| Given task |
Pictures stay out of your copy, but everything else in the records below must be repeated exactly.

☆ ☆ ☆

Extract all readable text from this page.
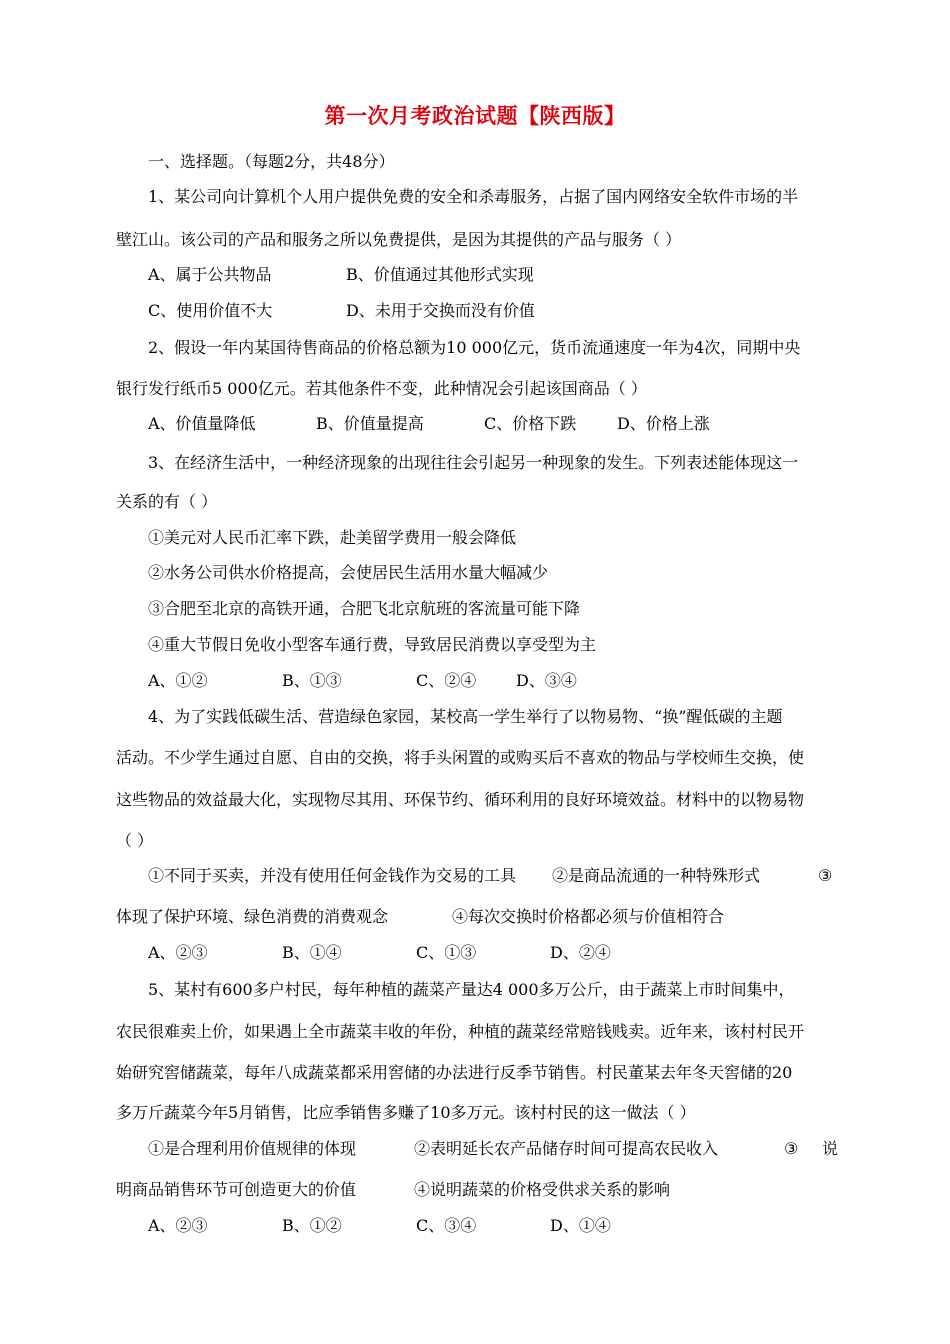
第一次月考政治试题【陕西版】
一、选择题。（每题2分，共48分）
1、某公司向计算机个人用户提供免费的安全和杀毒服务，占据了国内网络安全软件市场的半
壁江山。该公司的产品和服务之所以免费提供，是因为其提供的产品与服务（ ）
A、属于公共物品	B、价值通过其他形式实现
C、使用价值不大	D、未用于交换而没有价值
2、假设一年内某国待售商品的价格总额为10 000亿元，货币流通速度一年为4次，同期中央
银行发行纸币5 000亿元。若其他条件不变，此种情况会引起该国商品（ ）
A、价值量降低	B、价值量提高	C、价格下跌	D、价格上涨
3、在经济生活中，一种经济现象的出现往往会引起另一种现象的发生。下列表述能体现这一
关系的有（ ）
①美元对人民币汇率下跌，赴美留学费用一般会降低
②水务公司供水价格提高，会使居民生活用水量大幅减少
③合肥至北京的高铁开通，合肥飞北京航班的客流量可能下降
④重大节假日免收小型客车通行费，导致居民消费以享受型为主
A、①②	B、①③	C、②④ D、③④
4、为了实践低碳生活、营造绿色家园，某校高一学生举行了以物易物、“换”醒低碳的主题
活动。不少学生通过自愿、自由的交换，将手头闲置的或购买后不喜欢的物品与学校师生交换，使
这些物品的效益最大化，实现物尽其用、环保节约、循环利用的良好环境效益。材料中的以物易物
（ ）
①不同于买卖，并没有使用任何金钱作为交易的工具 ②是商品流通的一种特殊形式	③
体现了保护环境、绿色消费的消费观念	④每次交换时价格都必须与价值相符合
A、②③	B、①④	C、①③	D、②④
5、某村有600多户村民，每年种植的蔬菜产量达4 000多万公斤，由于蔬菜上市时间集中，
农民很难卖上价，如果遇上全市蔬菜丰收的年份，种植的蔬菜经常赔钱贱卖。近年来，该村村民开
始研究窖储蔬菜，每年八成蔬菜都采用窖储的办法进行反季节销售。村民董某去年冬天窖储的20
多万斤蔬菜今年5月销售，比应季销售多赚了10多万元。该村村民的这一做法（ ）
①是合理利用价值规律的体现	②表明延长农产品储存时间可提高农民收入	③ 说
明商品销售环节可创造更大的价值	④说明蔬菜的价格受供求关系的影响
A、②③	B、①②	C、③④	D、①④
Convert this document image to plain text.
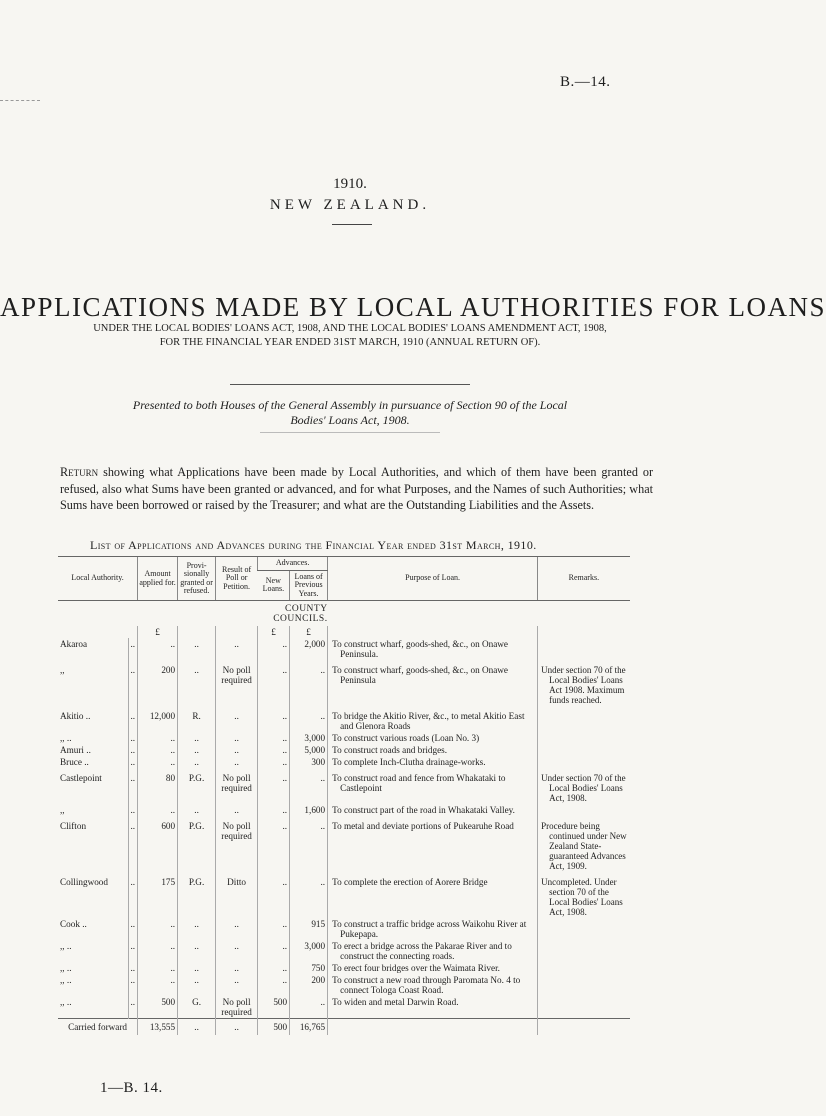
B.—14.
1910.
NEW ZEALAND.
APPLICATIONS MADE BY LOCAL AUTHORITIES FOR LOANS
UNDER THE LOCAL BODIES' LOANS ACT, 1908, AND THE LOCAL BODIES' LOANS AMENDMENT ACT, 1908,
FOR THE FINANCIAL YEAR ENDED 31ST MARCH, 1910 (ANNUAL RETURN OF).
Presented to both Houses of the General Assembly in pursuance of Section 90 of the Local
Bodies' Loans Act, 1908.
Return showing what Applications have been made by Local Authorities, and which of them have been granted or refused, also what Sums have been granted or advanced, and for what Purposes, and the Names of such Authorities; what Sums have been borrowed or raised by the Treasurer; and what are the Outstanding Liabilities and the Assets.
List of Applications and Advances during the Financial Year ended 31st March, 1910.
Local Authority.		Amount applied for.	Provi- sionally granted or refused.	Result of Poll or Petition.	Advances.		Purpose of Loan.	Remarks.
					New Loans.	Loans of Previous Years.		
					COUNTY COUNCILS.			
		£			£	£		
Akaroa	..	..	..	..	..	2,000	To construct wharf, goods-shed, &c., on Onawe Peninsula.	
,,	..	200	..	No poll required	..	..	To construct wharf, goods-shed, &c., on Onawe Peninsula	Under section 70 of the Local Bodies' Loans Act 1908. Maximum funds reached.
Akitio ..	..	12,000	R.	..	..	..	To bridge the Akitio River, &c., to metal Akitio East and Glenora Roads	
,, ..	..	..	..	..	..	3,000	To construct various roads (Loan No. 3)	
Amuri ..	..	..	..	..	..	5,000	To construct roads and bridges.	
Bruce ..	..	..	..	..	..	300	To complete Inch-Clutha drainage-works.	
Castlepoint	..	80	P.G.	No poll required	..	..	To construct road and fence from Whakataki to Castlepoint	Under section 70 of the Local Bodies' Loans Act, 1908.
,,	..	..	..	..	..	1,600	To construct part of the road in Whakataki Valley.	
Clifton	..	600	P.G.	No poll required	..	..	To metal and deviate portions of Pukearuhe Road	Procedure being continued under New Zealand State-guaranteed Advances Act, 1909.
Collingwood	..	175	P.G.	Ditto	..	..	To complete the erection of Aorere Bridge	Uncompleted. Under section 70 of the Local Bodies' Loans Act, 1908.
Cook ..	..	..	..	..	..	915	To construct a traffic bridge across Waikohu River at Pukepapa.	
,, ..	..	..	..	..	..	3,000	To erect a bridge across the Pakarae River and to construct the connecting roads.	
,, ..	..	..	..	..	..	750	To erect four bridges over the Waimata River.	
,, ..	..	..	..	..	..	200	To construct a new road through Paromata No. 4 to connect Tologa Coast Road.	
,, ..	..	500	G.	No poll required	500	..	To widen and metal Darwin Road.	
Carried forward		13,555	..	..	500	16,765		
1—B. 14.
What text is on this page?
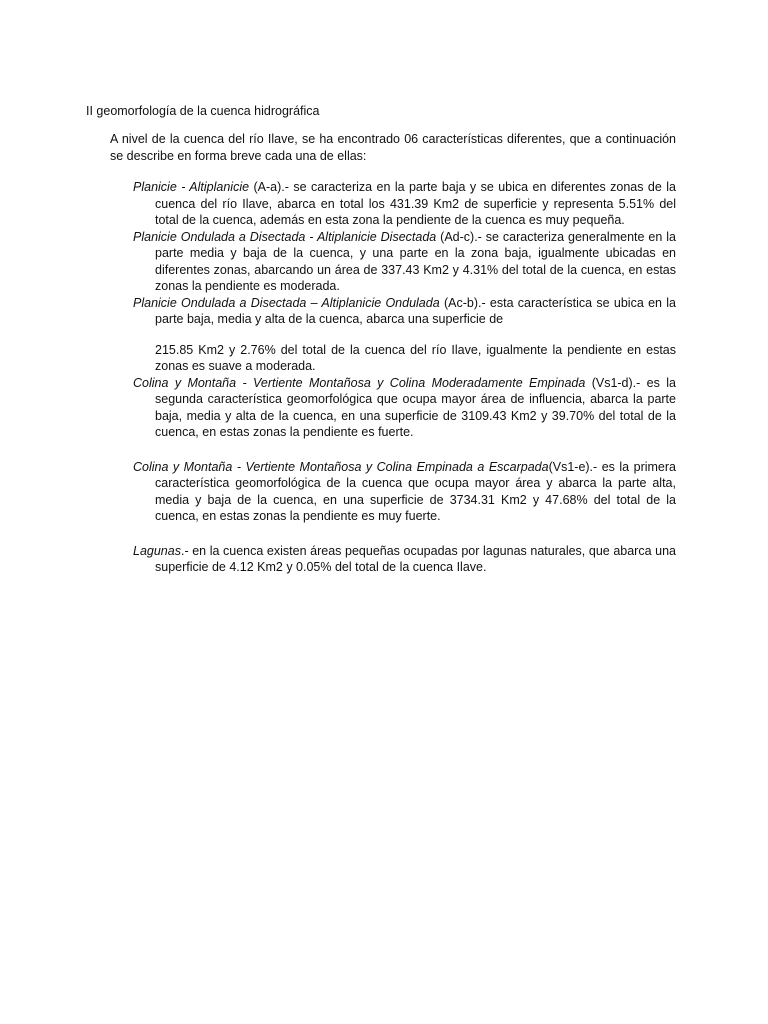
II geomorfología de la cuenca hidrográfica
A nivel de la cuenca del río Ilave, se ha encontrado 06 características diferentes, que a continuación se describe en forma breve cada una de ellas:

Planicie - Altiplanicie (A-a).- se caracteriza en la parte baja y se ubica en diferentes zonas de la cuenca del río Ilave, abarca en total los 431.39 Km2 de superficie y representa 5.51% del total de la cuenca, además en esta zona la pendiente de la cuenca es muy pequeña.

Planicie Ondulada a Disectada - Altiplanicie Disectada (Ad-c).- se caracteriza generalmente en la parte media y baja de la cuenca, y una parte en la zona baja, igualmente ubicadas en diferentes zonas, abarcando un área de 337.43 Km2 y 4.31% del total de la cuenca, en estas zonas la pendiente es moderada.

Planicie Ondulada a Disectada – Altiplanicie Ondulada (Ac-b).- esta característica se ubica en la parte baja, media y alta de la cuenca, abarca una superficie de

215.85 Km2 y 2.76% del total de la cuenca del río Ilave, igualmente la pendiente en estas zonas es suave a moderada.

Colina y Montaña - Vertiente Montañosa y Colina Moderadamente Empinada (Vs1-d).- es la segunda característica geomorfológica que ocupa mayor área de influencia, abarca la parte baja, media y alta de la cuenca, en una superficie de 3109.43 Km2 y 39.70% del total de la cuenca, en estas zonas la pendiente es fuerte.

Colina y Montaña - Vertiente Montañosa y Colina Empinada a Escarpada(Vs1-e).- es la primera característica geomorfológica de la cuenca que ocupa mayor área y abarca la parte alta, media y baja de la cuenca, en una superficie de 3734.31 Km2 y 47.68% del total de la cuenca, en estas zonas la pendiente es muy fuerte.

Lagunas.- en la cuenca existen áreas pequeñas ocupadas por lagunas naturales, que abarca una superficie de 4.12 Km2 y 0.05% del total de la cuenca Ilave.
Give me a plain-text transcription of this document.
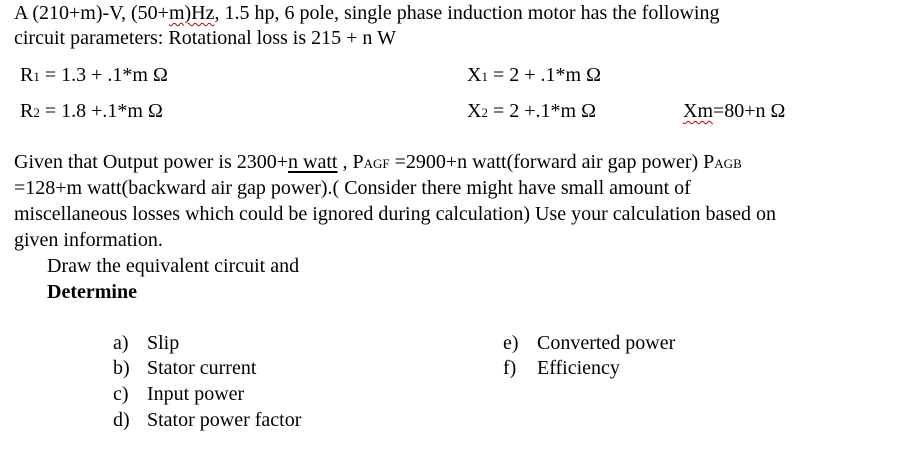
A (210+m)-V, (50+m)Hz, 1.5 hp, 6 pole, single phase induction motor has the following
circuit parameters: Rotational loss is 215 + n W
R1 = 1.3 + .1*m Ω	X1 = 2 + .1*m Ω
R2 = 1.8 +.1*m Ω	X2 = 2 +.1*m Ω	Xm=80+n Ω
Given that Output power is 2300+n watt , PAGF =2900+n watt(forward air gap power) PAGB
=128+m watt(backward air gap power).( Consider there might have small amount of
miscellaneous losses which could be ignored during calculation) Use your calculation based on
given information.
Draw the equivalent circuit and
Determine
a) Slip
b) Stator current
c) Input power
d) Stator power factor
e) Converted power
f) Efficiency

☆ ☆ ☆

| Task response |
Extract all readable text from this page.
第一次月考政治试题【陕西版】
一、选择题。（每题2分，共48分）
1、某公司向计算机个人用户提供免费的安全和杀毒服务，占据了国内网络安全软件市场的半
壁江山。该公司的产品和服务之所以免费提供，是因为其提供的产品与服务（ ）
A、属于公共物品	B、价值通过其他形式实现
C、使用价值不大	D、未用于交换而没有价值
2、假设一年内某国待售商品的价格总额为10 000亿元，货币流通速度一年为4次，同期中央
银行发行纸币5 000亿元。若其他条件不变，此种情况会引起该国商品（ ）
A、价值量降低	B、价值量提高	C、价格下跌	D、价格上涨
3、在经济生活中，一种经济现象的出现往往会引起另一种现象的发生。下列表述能体现这一
关系的有（ ）
①美元对人民币汇率下跌，赴美留学费用一般会降低
②水务公司供水价格提高，会使居民生活用水量大幅减少
③合肥至北京的高铁开通，合肥飞北京航班的客流量可能下降
④重大节假日免收小型客车通行费，导致居民消费以享受型为主
A、①②	B、①③	C、②④ D、③④
4、为了实践低碳生活、营造绿色家园，某校高一学生举行了以物易物、“换”醒低碳的主题
活动。不少学生通过自愿、自由的交换，将手头闲置的或购买后不喜欢的物品与学校师生交换，使
这些物品的效益最大化，实现物尽其用、环保节约、循环利用的良好环境效益。材料中的以物易物
（ ）
①不同于买卖，并没有使用任何金钱作为交易的工具 ②是商品流通的一种特殊形式	③
体现了保护环境、绿色消费的消费观念	④每次交换时价格都必须与价值相符合
A、②③	B、①④	C、①③	D、②④
5、某村有600多户村民，每年种植的蔬菜产量达4 000多万公斤，由于蔬菜上市时间集中，
农民很难卖上价，如果遇上全市蔬菜丰收的年份，种植的蔬菜经常赔钱贱卖。近年来，该村村民开
始研究窖储蔬菜，每年八成蔬菜都采用窖储的办法进行反季节销售。村民董某去年冬天窖储的20
多万斤蔬菜今年5月销售，比应季销售多赚了10多万元。该村村民的这一做法（ ）
①是合理利用价值规律的体现	②表明延长农产品储存时间可提高农民收入	③ 说
明商品销售环节可创造更大的价值	④说明蔬菜的价格受供求关系的影响
A、②③	B、①②	C、③④	D、①④
Convert this document image to plain text.
B.—14.
1910.
NEW ZEALAND.
APPLICATIONS MADE BY LOCAL AUTHORITIES FOR LOANS
UNDER THE LOCAL BODIES' LOANS ACT, 1908, AND THE LOCAL BODIES' LOANS AMENDMENT ACT, 1908,
FOR THE FINANCIAL YEAR ENDED 31ST MARCH, 1910 (ANNUAL RETURN OF).
Presented to both Houses of the General Assembly in pursuance of Section 90 of the Local
Bodies' Loans Act, 1908.
Return showing what Applications have been made by Local Authorities, and which of them have been granted or refused, also what Sums have been granted or advanced, and for what Purposes, and the Names of such Authorities; what Sums have been borrowed or raised by the Treasurer; and what are the Outstanding Liabilities and the Assets.
List of Applications and Advances during the Financial Year ended 31st March, 1910.
Local Authority.		Amount applied for.	Provi- sionally granted or refused.	Result of Poll or Petition.	Advances.		Purpose of Loan.	Remarks.
					New Loans.	Loans of Previous Years.		
					COUNTY COUNCILS.			
		£			£	£		
Akaroa	..	..	..	..	..	2,000	To construct wharf, goods-shed, &c., on Onawe Peninsula.	
,,	..	200	..	No poll required	..	..	To construct wharf, goods-shed, &c., on Onawe Peninsula	Under section 70 of the Local Bodies' Loans Act 1908. Maximum funds reached.
Akitio ..	..	12,000	R.	..	..	..	To bridge the Akitio River, &c., to metal Akitio East and Glenora Roads	
,, ..	..	..	..	..	..	3,000	To construct various roads (Loan No. 3)	
Amuri ..	..	..	..	..	..	5,000	To construct roads and bridges.	
Bruce ..	..	..	..	..	..	300	To complete Inch-Clutha drainage-works.	
Castlepoint	..	80	P.G.	No poll required	..	..	To construct road and fence from Whakataki to Castlepoint	Under section 70 of the Local Bodies' Loans Act, 1908.
,,	..	..	..	..	..	1,600	To construct part of the road in Whakataki Valley.	
Clifton	..	600	P.G.	No poll required	..	..	To metal and deviate portions of Pukearuhe Road	Procedure being continued under New Zealand State-guaranteed Advances Act, 1909.
Collingwood	..	175	P.G.	Ditto	..	..	To complete the erection of Aorere Bridge	Uncompleted. Under section 70 of the Local Bodies' Loans Act, 1908.
Cook ..	..	..	..	..	..	915	To construct a traffic bridge across Waikohu River at Pukepapa.	
,, ..	..	..	..	..	..	3,000	To erect a bridge across the Pakarae River and to construct the connecting roads.	
,, ..	..	..	..	..	..	750	To erect four bridges over the Waimata River.	
,, ..	..	..	..	..	..	200	To construct a new road through Paromata No. 4 to connect Tologa Coast Road.	
,, ..	..	500	G.	No poll required	500	..	To widen and metal Darwin Road.	
Carried forward		13,555	..	..	500	16,765		
1—B. 14.
What text is on this page?
II geomorfología de la cuenca hidrográfica
A nivel de la cuenca del río Ilave, se ha encontrado 06 características diferentes, que a continuación se describe en forma breve cada una de ellas:

Planicie - Altiplanicie (A-a).- se caracteriza en la parte baja y se ubica en diferentes zonas de la cuenca del río Ilave, abarca en total los 431.39 Km2 de superficie y representa 5.51% del total de la cuenca, además en esta zona la pendiente de la cuenca es muy pequeña.

Planicie Ondulada a Disectada - Altiplanicie Disectada (Ad-c).- se caracteriza generalmente en la parte media y baja de la cuenca, y una parte en la zona baja, igualmente ubicadas en diferentes zonas, abarcando un área de 337.43 Km2 y 4.31% del total de la cuenca, en estas zonas la pendiente es moderada.

Planicie Ondulada a Disectada – Altiplanicie Ondulada (Ac-b).- esta característica se ubica en la parte baja, media y alta de la cuenca, abarca una superficie de

215.85 Km2 y 2.76% del total de la cuenca del río Ilave, igualmente la pendiente en estas zonas es suave a moderada.

Colina y Montaña - Vertiente Montañosa y Colina Moderadamente Empinada (Vs1-d).- es la segunda característica geomorfológica que ocupa mayor área de influencia, abarca la parte baja, media y alta de la cuenca, en una superficie de 3109.43 Km2 y 39.70% del total de la cuenca, en estas zonas la pendiente es fuerte.

Colina y Montaña - Vertiente Montañosa y Colina Empinada a Escarpada(Vs1-e).- es la primera característica geomorfológica de la cuenca que ocupa mayor área y abarca la parte alta, media y baja de la cuenca, en una superficie de 3734.31 Km2 y 47.68% del total de la cuenca, en estas zonas la pendiente es muy fuerte.

Lagunas.- en la cuenca existen áreas pequeñas ocupadas por lagunas naturales, que abarca una superficie de 4.12 Km2 y 0.05% del total de la cuenca Ilave.
Give me a plain-text transcription of this document.
A (210+m)-V, (50+m)Hz, 1.5 hp, 6 pole, single phase induction motor has the following
circuit parameters: Rotational loss is 215 + n W
R1 = 1.3 + .1*m Ω	X1 = 2 + .1*m Ω
R2 = 1.8 +.1*m Ω	X2 = 2 +.1*m Ω	Xm=80+n Ω
Given that Output power is 2300+n watt , PAGF =2900+n watt(forward air gap power) PAGB
=128+m watt(backward air gap power).( Consider there might have small amount of
miscellaneous losses which could be ignored during calculation) Use your calculation based on
given information.
Draw the equivalent circuit and
Determine
a) Slip
b) Stator current
c) Input power
d) Stator power factor
e) Converted power
f) Efficiency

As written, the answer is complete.